══ RECORD LIST ══

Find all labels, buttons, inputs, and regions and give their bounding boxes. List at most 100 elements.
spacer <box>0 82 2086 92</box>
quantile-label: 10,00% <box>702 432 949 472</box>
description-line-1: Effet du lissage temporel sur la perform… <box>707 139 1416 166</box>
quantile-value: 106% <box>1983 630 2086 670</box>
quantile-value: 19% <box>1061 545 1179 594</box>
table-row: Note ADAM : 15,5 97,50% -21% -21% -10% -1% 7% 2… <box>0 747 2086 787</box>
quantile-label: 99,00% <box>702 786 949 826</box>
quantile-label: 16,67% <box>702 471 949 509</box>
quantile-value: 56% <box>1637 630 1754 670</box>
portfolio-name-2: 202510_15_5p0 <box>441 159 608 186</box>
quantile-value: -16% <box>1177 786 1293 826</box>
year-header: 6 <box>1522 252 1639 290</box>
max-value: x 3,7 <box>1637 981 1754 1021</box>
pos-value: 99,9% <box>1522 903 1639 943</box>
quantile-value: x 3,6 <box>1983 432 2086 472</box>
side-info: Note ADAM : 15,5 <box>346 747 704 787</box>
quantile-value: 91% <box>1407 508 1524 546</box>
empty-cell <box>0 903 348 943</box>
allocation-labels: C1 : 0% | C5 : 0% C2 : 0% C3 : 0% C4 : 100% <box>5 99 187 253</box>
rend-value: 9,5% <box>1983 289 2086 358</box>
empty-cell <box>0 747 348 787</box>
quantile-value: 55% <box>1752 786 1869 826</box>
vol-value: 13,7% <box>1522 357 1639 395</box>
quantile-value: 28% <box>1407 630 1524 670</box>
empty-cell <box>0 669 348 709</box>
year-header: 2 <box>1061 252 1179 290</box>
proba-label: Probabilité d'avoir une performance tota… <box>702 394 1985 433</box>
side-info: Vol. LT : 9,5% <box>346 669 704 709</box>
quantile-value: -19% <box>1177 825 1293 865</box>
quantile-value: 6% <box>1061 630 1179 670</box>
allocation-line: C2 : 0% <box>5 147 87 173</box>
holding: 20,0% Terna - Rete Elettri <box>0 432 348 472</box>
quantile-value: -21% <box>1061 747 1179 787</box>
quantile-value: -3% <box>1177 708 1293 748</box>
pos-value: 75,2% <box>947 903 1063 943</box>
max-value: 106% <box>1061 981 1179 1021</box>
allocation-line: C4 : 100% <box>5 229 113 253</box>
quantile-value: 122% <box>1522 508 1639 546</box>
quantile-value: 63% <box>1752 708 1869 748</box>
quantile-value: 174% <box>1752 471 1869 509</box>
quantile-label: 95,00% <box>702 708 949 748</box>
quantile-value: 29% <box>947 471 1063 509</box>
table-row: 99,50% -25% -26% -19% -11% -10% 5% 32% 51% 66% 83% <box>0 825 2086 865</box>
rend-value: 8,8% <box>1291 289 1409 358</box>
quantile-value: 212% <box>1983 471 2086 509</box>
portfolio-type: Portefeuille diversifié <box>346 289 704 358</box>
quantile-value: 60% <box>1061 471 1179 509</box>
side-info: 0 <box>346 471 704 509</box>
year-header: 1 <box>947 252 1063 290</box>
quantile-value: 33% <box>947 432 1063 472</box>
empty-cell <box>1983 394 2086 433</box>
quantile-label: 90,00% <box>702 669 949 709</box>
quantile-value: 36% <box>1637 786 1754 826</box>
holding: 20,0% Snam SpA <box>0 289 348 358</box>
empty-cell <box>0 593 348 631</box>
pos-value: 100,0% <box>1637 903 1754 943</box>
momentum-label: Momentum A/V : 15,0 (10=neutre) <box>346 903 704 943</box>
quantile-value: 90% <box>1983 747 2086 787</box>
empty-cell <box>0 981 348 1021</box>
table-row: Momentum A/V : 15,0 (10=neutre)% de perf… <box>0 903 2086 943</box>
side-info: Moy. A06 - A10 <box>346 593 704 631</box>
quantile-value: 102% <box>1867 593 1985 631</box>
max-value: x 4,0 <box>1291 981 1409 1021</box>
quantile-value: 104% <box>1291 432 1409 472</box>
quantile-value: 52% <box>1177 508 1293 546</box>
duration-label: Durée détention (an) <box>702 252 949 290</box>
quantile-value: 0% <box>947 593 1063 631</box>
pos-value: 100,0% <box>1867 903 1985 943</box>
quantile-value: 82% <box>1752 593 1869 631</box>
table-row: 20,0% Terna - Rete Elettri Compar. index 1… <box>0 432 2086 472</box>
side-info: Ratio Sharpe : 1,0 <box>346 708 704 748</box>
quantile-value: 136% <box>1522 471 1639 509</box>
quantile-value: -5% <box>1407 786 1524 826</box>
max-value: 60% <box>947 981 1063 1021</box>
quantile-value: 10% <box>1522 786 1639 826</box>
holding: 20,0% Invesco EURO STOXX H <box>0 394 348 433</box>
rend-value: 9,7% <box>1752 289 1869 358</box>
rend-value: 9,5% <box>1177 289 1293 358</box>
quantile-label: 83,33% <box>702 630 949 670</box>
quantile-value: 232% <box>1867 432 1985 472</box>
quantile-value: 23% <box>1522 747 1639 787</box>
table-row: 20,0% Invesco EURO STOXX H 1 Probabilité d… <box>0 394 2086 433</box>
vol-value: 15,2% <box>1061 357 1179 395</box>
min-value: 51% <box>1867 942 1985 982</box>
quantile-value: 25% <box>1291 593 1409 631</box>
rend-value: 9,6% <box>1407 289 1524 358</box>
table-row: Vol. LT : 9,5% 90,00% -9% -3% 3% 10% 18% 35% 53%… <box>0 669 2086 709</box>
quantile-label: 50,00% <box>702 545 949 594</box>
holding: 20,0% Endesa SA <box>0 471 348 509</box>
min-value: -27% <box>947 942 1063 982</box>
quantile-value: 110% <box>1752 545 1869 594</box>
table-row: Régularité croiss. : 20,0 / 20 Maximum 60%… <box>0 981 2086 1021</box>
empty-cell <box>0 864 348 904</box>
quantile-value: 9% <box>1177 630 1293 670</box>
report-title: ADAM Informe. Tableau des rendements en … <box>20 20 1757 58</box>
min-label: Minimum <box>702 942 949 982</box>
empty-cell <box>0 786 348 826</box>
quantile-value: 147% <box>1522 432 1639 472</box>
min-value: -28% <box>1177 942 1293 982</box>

═══

### WORK INSTRUCTIONS
Rewrite every line of the entries above as a numbered list, leaving out any blank lines.

### TASK ANSWER
1. Find all labels, buttons, inputs, and regions and give their bounding boxes. List at most 100 elements.
2. spacer <box>0 82 2086 92</box>
3. quantile-label: 10,00% <box>702 432 949 472</box>
4. description-line-1: Effet du lissage temporel sur la perform… <box>707 139 1416 166</box>
5. quantile-value: 106% <box>1983 630 2086 670</box>
6. quantile-value: 19% <box>1061 545 1179 594</box>
7. table-row: Note ADAM : 15,5 97,50% -21% -21% -10% -1% 7% 2… <box>0 747 2086 787</box>
8. quantile-label: 99,00% <box>702 786 949 826</box>
9. quantile-label: 16,67% <box>702 471 949 509</box>
10. quantile-value: 56% <box>1637 630 1754 670</box>
11. portfolio-name-2: 202510_15_5p0 <box>441 159 608 186</box>
12. quantile-value: -16% <box>1177 786 1293 826</box>
13. year-header: 6 <box>1522 252 1639 290</box>
14. max-value: x 3,7 <box>1637 981 1754 1021</box>
15. pos-value: 99,9% <box>1522 903 1639 943</box>
16. quantile-value: x 3,6 <box>1983 432 2086 472</box>
17. side-info: Note ADAM : 15,5 <box>346 747 704 787</box>
18. quantile-value: 91% <box>1407 508 1524 546</box>
19. empty-cell <box>0 903 348 943</box>
20. allocation-labels: C1 : 0% | C5 : 0% C2 : 0% C3 : 0% C4 : 100% <box>5 99 187 253</box>
21. rend-value: 9,5% <box>1983 289 2086 358</box>
22. empty-cell <box>0 747 348 787</box>
23. quantile-value: 55% <box>1752 786 1869 826</box>
24. vol-value: 13,7% <box>1522 357 1639 395</box>
25. quantile-value: 28% <box>1407 630 1524 670</box>
26. empty-cell <box>0 669 348 709</box>
27. year-header: 2 <box>1061 252 1179 290</box>
28. proba-label: Probabilité d'avoir une performance tota… <box>702 394 1985 433</box>
29. side-info: Vol. LT : 9,5% <box>346 669 704 709</box>
30. quantile-value: -19% <box>1177 825 1293 865</box>
31. quantile-value: 6% <box>1061 630 1179 670</box>
32. allocation-line: C2 : 0% <box>5 147 87 173</box>
33. holding: 20,0% Terna - Rete Elettri <box>0 432 348 472</box>
34. quantile-value: -21% <box>1061 747 1179 787</box>
35. quantile-value: -3% <box>1177 708 1293 748</box>
36. pos-value: 75,2% <box>947 903 1063 943</box>
37. max-value: 106% <box>1061 981 1179 1021</box>
38. allocation-line: C4 : 100% <box>5 229 113 253</box>
39. quantile-value: 122% <box>1522 508 1639 546</box>
40. quantile-value: 63% <box>1752 708 1869 748</box>
41. quantile-value: 174% <box>1752 471 1869 509</box>
42. quantile-label: 95,00% <box>702 708 949 748</box>
43. quantile-value: 29% <box>947 471 1063 509</box>
44. table-row: 99,50% -25% -26% -19% -11% -10% 5% 32% 51% 66% 83% <box>0 825 2086 865</box>
45. rend-value: 8,8% <box>1291 289 1409 358</box>
46. quantile-value: 212% <box>1983 471 2086 509</box>
47. portfolio-type: Portefeuille diversifié <box>346 289 704 358</box>
48. quantile-value: 60% <box>1061 471 1179 509</box>
49. side-info: 0 <box>346 471 704 509</box>
50. year-header: 1 <box>947 252 1063 290</box>
51. quantile-value: 33% <box>947 432 1063 472</box>
52. empty-cell <box>1983 394 2086 433</box>
53. quantile-label: 90,00% <box>702 669 949 709</box>
54. quantile-value: 36% <box>1637 786 1754 826</box>
55. holding: 20,0% Snam SpA <box>0 289 348 358</box>
56. empty-cell <box>0 593 348 631</box>
57. pos-value: 100,0% <box>1637 903 1754 943</box>
58. momentum-label: Momentum A/V : 15,0 (10=neutre) <box>346 903 704 943</box>
59. quantile-value: 90% <box>1983 747 2086 787</box>
60. empty-cell <box>0 981 348 1021</box>
61. table-row: Momentum A/V : 15,0 (10=neutre)% de perf… <box>0 903 2086 943</box>
62. side-info: Moy. A06 - A10 <box>346 593 704 631</box>
63. quantile-value: 102% <box>1867 593 1985 631</box>
64. max-value: x 4,0 <box>1291 981 1409 1021</box>
65. quantile-value: 104% <box>1291 432 1409 472</box>
66. quantile-value: 52% <box>1177 508 1293 546</box>
67. duration-label: Durée détention (an) <box>702 252 949 290</box>
68. quantile-value: 0% <box>947 593 1063 631</box>
69. pos-value: 100,0% <box>1867 903 1985 943</box>
70. quantile-value: 82% <box>1752 593 1869 631</box>
71. table-row: 20,0% Terna - Rete Elettri Compar. index 1… <box>0 432 2086 472</box>
72. side-info: Ratio Sharpe : 1,0 <box>346 708 704 748</box>
73. quantile-value: 136% <box>1522 471 1639 509</box>
74. quantile-value: -5% <box>1407 786 1524 826</box>
75. max-value: 60% <box>947 981 1063 1021</box>
76. quantile-value: 10% <box>1522 786 1639 826</box>
77. holding: 20,0% Invesco EURO STOXX H <box>0 394 348 433</box>
78. rend-value: 9,7% <box>1752 289 1869 358</box>
79. rend-value: 9,5% <box>1177 289 1293 358</box>
80. quantile-label: 83,33% <box>702 630 949 670</box>
81. quantile-value: 232% <box>1867 432 1985 472</box>
82. quantile-value: 23% <box>1522 747 1639 787</box>
83. table-row: 20,0% Invesco EURO STOXX H 1 Probabilité d… <box>0 394 2086 433</box>
84. vol-value: 15,2% <box>1061 357 1179 395</box>
85. min-value: 51% <box>1867 942 1985 982</box>
86. quantile-value: 25% <box>1291 593 1409 631</box>
87. rend-value: 9,6% <box>1407 289 1524 358</box>
88. table-row: Vol. LT : 9,5% 90,00% -9% -3% 3% 10% 18% 35% 53%… <box>0 669 2086 709</box>
89. quantile-label: 50,00% <box>702 545 949 594</box>
90. holding: 20,0% Endesa SA <box>0 471 348 509</box>
91. min-value: -27% <box>947 942 1063 982</box>
92. quantile-value: 110% <box>1752 545 1869 594</box>
93. table-row: Régularité croiss. : 20,0 / 20 Maximum 60%… <box>0 981 2086 1021</box>
94. empty-cell <box>0 864 348 904</box>
95. quantile-value: 9% <box>1177 630 1293 670</box>
96. report-title: ADAM Informe. Tableau des rendements en … <box>20 20 1757 58</box>
97. min-label: Minimum <box>702 942 949 982</box>
98. empty-cell <box>0 786 348 826</box>
99. quantile-value: 147% <box>1522 432 1639 472</box>
100. min-value: -28% <box>1177 942 1293 982</box>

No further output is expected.